- _Raw records_:
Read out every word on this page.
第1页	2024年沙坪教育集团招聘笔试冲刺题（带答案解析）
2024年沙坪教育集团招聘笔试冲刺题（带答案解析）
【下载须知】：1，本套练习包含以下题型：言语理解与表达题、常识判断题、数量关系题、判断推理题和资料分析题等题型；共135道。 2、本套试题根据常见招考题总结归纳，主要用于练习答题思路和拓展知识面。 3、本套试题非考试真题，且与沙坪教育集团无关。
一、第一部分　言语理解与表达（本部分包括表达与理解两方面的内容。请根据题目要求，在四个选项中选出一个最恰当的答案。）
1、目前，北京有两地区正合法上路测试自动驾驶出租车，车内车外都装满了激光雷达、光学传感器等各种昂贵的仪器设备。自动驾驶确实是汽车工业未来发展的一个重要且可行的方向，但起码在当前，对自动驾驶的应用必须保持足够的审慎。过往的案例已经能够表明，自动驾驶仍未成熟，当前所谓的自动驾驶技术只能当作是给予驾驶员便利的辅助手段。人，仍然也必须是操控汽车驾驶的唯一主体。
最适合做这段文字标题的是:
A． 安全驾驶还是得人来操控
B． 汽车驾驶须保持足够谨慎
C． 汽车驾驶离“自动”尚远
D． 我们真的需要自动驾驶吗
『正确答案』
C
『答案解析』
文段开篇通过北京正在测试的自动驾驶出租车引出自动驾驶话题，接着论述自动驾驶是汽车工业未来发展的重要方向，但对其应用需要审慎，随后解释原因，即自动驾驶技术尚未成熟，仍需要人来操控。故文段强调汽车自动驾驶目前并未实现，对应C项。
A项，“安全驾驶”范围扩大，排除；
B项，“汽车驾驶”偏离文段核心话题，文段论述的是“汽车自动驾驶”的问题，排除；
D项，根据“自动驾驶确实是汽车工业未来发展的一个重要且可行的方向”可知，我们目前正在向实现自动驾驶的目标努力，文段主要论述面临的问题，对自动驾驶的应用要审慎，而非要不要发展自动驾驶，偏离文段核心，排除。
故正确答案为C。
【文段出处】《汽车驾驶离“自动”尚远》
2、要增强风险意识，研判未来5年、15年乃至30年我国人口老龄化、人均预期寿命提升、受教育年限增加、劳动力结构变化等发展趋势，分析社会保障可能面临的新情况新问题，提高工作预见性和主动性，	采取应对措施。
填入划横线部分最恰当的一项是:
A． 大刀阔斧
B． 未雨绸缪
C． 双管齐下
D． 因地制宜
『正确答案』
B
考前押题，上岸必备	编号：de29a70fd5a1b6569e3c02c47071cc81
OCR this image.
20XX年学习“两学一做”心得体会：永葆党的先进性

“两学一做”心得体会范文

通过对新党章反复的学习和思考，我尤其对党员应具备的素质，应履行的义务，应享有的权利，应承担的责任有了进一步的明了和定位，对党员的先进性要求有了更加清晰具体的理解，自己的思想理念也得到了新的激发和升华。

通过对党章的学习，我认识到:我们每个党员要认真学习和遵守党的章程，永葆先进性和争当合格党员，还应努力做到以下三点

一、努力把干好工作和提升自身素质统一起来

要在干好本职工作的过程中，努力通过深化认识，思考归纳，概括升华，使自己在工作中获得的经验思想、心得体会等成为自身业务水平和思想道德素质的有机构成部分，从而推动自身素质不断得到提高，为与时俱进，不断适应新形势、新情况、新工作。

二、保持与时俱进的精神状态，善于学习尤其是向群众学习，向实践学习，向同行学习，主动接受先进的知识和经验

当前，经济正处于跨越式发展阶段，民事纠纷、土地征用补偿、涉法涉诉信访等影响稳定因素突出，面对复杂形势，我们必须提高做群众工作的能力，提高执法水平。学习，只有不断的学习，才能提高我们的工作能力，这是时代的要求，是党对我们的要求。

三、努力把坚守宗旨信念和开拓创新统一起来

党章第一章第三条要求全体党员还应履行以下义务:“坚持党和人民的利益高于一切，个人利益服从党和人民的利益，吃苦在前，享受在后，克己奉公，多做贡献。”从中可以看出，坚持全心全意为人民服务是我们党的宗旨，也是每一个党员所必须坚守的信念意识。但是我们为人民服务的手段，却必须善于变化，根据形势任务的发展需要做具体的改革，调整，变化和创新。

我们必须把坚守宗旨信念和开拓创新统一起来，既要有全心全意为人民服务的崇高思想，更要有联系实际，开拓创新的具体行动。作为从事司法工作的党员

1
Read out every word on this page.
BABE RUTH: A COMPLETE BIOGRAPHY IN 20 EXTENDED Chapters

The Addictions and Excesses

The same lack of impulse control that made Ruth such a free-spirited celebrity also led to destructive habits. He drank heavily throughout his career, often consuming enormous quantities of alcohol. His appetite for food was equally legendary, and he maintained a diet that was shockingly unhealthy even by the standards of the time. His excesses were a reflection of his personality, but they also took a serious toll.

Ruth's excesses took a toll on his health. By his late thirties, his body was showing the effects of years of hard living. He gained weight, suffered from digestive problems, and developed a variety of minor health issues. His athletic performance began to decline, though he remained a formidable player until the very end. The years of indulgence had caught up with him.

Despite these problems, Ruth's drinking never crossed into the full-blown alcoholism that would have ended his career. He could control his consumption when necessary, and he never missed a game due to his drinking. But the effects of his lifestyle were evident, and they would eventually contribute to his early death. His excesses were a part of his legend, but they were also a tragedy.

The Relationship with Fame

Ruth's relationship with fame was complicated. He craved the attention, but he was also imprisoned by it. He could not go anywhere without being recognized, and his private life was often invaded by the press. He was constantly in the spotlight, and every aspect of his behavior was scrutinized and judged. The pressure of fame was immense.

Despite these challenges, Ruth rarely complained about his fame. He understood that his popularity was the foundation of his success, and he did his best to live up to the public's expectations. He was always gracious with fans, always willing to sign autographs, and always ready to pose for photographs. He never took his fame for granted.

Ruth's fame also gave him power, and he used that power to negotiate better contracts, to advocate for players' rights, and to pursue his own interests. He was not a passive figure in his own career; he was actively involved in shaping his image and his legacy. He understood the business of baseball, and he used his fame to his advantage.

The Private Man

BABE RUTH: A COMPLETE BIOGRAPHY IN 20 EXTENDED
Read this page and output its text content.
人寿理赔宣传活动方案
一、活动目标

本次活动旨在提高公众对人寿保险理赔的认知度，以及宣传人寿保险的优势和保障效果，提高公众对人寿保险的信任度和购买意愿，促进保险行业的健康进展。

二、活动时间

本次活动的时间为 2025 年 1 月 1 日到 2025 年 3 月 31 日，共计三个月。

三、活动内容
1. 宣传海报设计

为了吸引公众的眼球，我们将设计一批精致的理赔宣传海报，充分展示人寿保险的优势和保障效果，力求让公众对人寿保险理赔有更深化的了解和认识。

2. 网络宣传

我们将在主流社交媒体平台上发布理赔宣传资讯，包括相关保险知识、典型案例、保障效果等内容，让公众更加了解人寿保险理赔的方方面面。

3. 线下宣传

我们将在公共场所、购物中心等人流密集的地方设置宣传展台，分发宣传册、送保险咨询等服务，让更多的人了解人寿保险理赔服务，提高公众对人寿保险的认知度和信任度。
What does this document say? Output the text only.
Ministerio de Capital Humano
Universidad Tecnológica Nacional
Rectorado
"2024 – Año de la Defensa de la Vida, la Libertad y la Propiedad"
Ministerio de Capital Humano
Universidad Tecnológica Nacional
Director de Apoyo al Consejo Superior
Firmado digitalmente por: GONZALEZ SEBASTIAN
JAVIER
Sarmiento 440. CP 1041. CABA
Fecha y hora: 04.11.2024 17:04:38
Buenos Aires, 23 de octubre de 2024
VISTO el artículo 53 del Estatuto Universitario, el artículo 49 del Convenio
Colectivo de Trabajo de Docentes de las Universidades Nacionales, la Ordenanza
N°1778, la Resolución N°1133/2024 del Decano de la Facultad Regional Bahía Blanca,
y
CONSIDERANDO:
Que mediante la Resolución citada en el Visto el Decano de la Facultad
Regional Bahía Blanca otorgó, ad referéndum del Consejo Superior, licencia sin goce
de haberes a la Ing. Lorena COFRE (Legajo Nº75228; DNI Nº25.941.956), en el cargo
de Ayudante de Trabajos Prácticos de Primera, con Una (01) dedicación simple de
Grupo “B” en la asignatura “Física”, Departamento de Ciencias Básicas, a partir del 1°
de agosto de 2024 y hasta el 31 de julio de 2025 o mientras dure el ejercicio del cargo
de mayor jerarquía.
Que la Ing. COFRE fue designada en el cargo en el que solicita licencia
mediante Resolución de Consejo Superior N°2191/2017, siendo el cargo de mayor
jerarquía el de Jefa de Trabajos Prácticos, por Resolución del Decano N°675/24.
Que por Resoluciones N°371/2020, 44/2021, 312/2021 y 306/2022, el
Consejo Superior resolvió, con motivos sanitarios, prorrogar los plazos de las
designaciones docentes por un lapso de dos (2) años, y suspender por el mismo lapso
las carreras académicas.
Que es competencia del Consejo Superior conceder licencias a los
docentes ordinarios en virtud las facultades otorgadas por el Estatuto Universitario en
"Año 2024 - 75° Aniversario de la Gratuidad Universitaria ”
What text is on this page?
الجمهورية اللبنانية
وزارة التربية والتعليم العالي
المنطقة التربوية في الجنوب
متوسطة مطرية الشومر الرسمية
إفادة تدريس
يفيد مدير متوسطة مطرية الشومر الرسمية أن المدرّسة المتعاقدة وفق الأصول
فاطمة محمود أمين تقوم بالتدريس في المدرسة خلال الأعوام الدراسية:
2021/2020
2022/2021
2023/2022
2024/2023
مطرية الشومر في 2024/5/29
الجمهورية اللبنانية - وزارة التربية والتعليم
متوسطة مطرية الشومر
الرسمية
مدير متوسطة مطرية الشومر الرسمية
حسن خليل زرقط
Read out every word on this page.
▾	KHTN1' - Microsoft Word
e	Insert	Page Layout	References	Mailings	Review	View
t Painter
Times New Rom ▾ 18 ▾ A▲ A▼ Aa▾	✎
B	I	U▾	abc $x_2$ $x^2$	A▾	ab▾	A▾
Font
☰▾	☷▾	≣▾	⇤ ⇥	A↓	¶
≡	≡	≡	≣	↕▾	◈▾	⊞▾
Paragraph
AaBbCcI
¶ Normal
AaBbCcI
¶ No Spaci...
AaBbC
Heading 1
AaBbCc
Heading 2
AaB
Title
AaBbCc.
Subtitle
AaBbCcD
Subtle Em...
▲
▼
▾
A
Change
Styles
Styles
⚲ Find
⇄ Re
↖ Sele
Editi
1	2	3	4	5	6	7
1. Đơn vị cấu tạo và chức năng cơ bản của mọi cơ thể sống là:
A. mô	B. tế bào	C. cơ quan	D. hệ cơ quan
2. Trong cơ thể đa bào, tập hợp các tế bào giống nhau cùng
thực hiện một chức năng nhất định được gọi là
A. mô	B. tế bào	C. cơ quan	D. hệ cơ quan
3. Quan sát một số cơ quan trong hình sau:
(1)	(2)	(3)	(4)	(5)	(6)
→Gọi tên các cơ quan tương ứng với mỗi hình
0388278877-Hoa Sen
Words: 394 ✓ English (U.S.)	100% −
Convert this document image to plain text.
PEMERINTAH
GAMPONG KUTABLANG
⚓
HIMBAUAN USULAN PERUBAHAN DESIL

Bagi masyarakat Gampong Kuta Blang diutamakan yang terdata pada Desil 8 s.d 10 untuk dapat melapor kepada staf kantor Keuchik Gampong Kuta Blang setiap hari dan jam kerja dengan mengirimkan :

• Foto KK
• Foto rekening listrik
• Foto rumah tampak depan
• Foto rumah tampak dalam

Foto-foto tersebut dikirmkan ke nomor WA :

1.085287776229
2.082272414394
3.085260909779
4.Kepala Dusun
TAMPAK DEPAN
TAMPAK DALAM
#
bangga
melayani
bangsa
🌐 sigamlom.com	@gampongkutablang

- _Exercise goal_: Determine how many lines of the listing hold the word "document" and reply with that figure alone.

- _Response_: 2